◆ Task requirements
Copy the lines holding the word "Expression", all of them.

◆ Extracted data entries
:::

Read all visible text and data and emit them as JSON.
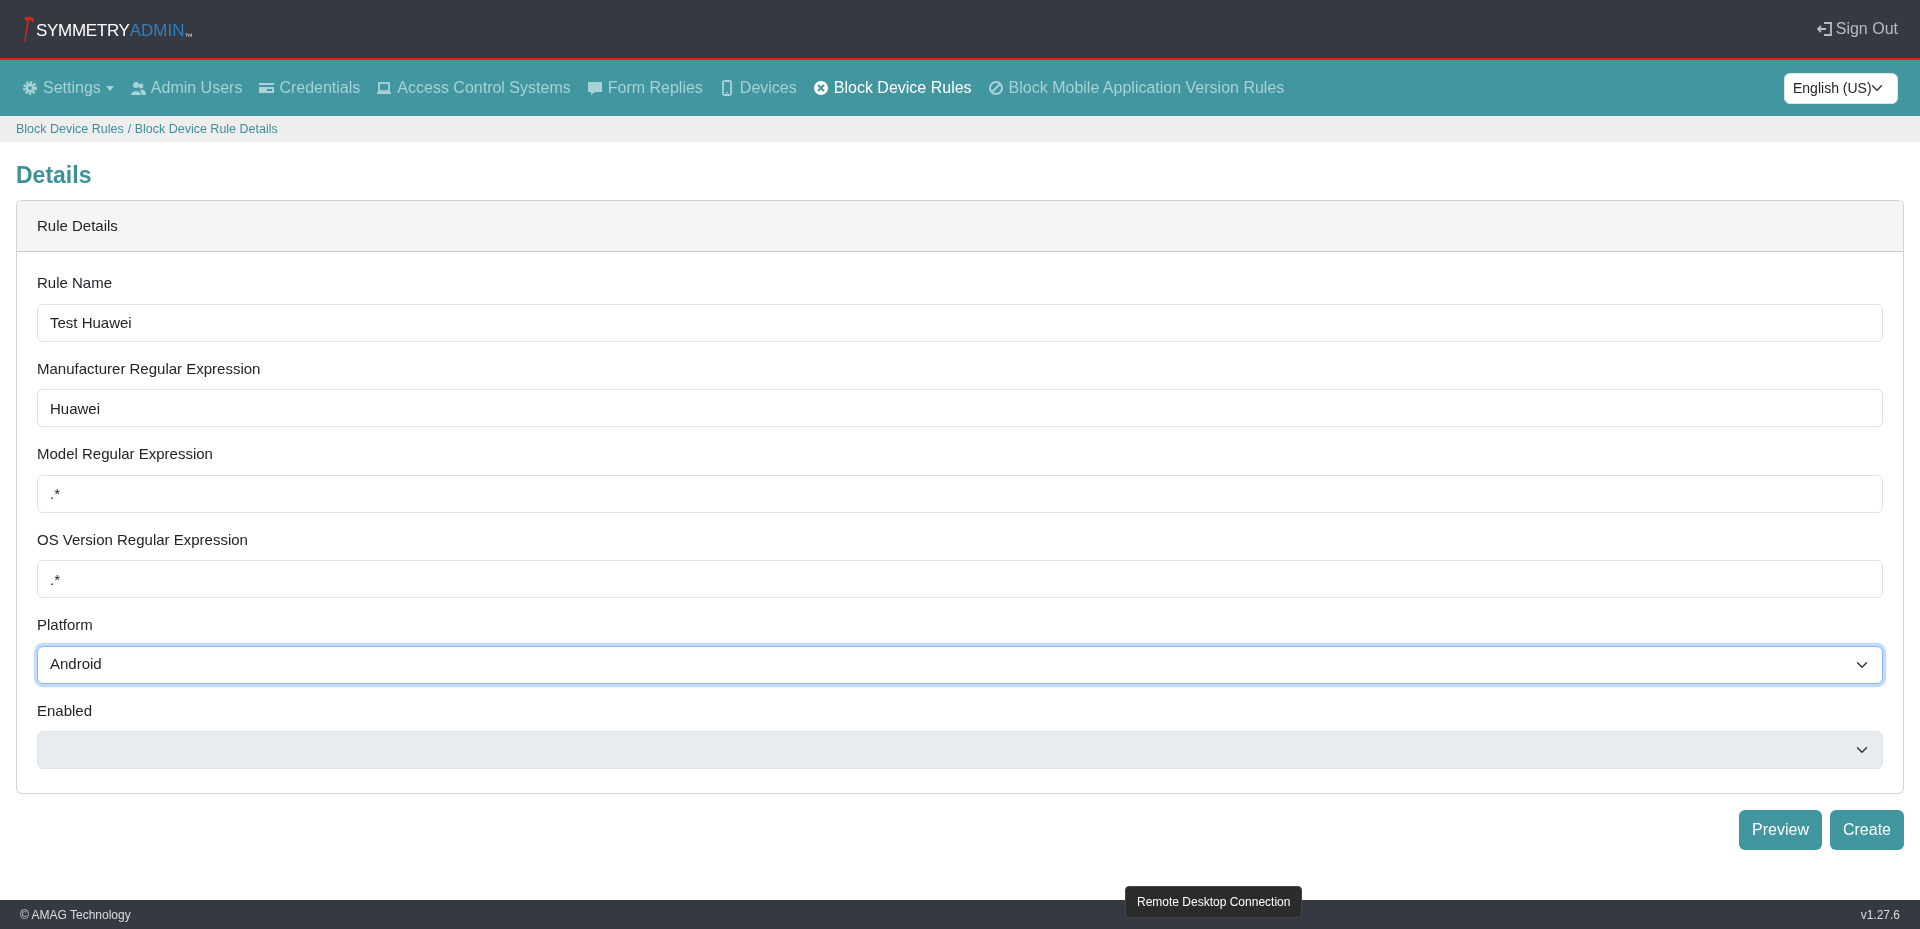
{
  "header": {
    "logo": {
      "word": "SYMMETRY",
      "accent": "ADMIN",
      "mark": "™"
    },
    "sign_out": "Sign Out"
  },
  "nav": {
    "items": [
      {
        "label": "Settings",
        "dropdown": true,
        "selected": false
      },
      {
        "label": "Admin Users",
        "dropdown": false,
        "selected": false
      },
      {
        "label": "Credentials",
        "dropdown": false,
        "selected": false
      },
      {
        "label": "Access Control Systems",
        "dropdown": false,
        "selected": false
      },
      {
        "label": "Form Replies",
        "dropdown": false,
        "selected": false
      },
      {
        "label": "Devices",
        "dropdown": false,
        "selected": false
      },
      {
        "label": "Block Device Rules",
        "dropdown": false,
        "selected": true
      },
      {
        "label": "Block Mobile Application Version Rules",
        "dropdown": false,
        "selected": false
      }
    ],
    "language": "English (US)"
  },
  "breadcrumb": [
    "Block Device Rules",
    "/ Block Device Rule Details"
  ],
  "page_title": "Details",
  "card": {
    "title": "Rule Details",
    "fields": [
      {
        "label": "Rule Name",
        "kind": "text",
        "value": "Test Huawei",
        "focused": false,
        "disabled": false
      },
      {
        "label": "Manufacturer Regular Expression",
        "kind": "text",
        "value": "Huawei",
        "focused": false,
        "disabled": false
      },
      {
        "label": "Model Regular Expression",
        "kind": "text",
        "value": ".*",
        "focused": false,
        "disabled": false
      },
      {
        "label": "OS Version Regular Expression",
        "kind": "text",
        "value": ".*",
        "focused": false,
        "disabled": false
      },
      {
        "label": "Platform",
        "kind": "select",
        "value": "Android",
        "focused": true,
        "disabled": false
      },
      {
        "label": "Enabled",
        "kind": "select",
        "focused": false,
        "disabled": true
      }
    ]
  },
  "buttons": [
    "Preview",
    "Create"
  ],
  "tooltip": "Remote Desktop Connection",
  "footer": {
    "copyright": "© AMAG Technology",
    "version": "v1.27.6"
  }
}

:::

◆ Worked answer
        "label": "Manufacturer Regular Expression",
        "label": "Model Regular Expression",
        "label": "OS Version Regular Expression",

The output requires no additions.